-- START STORED ROWS --

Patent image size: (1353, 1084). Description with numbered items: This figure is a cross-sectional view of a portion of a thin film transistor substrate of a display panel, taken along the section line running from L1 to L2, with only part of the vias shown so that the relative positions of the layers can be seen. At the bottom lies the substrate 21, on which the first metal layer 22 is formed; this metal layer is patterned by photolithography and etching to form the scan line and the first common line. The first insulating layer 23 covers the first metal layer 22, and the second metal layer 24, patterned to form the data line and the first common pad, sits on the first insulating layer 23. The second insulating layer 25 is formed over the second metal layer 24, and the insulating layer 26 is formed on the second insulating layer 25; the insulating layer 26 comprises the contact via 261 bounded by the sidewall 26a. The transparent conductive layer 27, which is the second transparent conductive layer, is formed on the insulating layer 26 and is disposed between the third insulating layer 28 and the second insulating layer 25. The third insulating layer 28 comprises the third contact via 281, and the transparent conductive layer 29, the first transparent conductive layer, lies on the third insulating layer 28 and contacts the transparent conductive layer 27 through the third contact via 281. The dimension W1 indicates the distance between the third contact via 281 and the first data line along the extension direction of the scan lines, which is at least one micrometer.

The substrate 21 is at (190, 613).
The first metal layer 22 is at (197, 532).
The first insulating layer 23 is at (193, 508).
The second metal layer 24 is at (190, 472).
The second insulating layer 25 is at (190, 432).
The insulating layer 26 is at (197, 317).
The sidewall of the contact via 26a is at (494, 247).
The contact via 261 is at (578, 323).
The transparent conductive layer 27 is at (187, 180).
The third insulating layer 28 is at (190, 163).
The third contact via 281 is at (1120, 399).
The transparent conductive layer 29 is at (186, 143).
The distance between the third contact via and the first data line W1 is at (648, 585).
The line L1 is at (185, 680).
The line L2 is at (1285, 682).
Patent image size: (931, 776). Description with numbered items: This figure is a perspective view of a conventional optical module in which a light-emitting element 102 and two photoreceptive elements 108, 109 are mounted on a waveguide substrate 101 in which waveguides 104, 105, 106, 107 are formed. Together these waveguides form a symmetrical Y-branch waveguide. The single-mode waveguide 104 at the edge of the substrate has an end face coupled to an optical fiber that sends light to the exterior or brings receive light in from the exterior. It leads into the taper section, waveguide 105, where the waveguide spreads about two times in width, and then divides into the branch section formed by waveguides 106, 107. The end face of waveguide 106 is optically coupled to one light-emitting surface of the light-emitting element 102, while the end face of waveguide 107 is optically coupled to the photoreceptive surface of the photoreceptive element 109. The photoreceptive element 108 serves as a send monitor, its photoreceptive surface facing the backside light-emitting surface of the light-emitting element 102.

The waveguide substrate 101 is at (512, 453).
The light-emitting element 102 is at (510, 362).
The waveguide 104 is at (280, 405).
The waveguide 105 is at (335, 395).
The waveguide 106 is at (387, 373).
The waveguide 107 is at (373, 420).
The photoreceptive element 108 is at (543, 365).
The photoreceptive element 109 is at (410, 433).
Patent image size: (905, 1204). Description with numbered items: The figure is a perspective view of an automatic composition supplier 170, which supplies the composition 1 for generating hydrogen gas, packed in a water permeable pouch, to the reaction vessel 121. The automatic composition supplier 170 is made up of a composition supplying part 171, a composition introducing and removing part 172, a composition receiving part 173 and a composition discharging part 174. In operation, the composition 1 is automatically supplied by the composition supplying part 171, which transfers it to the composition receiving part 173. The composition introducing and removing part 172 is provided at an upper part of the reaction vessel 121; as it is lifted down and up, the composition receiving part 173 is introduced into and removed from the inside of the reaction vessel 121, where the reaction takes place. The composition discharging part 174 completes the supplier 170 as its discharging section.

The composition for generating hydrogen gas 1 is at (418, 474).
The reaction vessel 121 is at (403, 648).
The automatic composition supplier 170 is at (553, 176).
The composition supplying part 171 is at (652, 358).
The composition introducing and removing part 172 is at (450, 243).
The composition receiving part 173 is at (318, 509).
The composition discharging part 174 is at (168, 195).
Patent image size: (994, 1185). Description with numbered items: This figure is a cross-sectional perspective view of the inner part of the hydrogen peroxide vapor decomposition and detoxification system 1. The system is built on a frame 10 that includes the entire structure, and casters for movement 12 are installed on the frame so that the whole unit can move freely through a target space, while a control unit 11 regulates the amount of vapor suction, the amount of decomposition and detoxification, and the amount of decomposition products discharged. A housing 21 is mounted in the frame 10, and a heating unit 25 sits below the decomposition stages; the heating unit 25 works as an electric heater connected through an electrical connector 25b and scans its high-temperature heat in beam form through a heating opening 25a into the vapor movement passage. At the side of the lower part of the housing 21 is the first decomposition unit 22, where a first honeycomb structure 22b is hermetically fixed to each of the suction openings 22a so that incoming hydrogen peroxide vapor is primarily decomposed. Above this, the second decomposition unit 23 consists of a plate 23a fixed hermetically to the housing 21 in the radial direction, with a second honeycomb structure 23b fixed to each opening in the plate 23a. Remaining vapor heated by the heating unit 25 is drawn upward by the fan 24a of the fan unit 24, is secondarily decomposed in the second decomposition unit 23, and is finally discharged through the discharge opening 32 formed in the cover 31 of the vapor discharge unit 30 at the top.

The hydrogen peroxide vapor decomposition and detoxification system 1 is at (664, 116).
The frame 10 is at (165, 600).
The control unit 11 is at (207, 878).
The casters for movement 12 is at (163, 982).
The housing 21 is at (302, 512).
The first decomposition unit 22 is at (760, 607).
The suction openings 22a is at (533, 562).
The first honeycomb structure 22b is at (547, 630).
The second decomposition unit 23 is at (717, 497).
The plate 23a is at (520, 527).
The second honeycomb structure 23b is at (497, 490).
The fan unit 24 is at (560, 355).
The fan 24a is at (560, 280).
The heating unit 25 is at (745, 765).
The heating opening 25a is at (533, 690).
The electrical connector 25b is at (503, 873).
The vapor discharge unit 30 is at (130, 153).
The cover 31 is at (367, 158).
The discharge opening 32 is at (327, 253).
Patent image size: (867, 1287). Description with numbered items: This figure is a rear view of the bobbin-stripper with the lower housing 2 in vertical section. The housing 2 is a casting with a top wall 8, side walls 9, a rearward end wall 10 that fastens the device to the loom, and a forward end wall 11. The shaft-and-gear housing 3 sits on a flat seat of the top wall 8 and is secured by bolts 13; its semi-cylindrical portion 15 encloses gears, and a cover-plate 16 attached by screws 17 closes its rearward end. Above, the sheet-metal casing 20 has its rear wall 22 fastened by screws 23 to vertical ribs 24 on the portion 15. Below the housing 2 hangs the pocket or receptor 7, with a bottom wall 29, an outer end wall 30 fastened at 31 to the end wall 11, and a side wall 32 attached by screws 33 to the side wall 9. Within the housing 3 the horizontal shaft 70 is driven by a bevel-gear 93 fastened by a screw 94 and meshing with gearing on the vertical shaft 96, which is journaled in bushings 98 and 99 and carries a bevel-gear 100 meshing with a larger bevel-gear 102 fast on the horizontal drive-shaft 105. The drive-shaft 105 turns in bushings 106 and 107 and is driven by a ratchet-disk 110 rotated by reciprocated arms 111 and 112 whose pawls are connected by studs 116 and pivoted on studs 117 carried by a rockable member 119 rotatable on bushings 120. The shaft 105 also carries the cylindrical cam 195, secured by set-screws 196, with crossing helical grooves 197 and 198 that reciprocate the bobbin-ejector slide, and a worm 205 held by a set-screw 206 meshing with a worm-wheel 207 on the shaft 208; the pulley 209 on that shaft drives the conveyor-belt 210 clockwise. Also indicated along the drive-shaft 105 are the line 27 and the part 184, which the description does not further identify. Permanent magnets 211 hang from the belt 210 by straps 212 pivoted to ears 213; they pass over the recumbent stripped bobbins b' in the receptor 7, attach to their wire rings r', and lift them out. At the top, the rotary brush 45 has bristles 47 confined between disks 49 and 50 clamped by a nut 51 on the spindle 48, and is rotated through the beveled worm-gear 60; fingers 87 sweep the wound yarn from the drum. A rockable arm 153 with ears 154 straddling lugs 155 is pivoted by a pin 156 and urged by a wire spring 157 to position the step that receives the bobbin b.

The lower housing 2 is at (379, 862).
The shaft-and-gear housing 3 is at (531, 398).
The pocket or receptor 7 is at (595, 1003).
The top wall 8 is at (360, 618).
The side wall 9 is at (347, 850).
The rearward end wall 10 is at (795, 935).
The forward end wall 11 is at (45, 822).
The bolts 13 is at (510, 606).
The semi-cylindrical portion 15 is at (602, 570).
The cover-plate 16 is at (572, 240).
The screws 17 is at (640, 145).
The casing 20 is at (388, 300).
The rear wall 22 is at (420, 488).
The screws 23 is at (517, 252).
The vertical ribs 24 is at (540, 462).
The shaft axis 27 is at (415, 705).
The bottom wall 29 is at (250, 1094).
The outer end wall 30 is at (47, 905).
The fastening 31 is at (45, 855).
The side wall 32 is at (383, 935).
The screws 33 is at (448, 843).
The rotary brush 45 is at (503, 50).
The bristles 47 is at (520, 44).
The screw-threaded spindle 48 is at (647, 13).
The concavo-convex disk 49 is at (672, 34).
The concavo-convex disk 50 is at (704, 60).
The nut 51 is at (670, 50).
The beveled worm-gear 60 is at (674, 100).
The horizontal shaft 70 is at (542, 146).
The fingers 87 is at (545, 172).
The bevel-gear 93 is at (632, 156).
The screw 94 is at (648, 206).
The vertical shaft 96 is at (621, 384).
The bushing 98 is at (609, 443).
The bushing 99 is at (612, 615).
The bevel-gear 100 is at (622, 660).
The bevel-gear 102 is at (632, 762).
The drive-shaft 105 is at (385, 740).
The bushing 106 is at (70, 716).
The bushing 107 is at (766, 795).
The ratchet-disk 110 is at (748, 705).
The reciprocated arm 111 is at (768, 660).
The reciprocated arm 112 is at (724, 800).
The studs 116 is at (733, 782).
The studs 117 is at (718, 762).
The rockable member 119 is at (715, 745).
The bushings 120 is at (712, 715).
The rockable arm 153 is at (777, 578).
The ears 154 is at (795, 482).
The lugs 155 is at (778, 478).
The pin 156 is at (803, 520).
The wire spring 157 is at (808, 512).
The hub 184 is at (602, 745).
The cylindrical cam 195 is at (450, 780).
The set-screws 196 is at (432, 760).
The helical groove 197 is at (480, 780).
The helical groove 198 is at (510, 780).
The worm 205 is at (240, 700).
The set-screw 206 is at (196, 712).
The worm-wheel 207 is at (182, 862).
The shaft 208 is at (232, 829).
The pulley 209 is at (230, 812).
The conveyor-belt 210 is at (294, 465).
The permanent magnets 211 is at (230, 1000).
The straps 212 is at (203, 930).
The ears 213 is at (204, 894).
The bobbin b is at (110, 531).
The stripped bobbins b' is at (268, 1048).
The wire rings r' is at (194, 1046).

-- END STORED ROWS --

[WHAT TO PRODUCE] Rewrite the lines of the listing from the line with "Patent image size: (905, 1204)." to the line with "The composition supplying part 171 is", changing "perspective view" to "oblique view" and keeping everything else unchanged. Return only those lines.

[PROBLEM SOLUTION]
Patent image size: (905, 1204). Description with numbered items: The figure is a oblique view of an automatic composition supplier 170, which supplies the composition 1 for generating hydrogen gas, packed in a water permeable pouch, to the reaction vessel 121. The automatic composition supplier 170 is made up of a composition supplying part 171, a composition introducing and removing part 172, a composition receiving part 173 and a composition discharging part 174. In operation, the composition 1 is automatically supplied by the composition supplying part 171, which transfers it to the composition receiving part 173. The composition introducing and removing part 172 is provided at an upper part of the reaction vessel 121; as it is lifted down and up, the composition receiving part 173 is introduced into and removed from the inside of the reaction vessel 121, where the reaction takes place. The composition discharging part 174 completes the supplier 170 as its discharging section.

The composition for generating hydrogen gas 1 is at (418, 474).
The reaction vessel 121 is at (403, 648).
The automatic composition supplier 170 is at (553, 176).
The composition supplying part 171 is at (652, 358).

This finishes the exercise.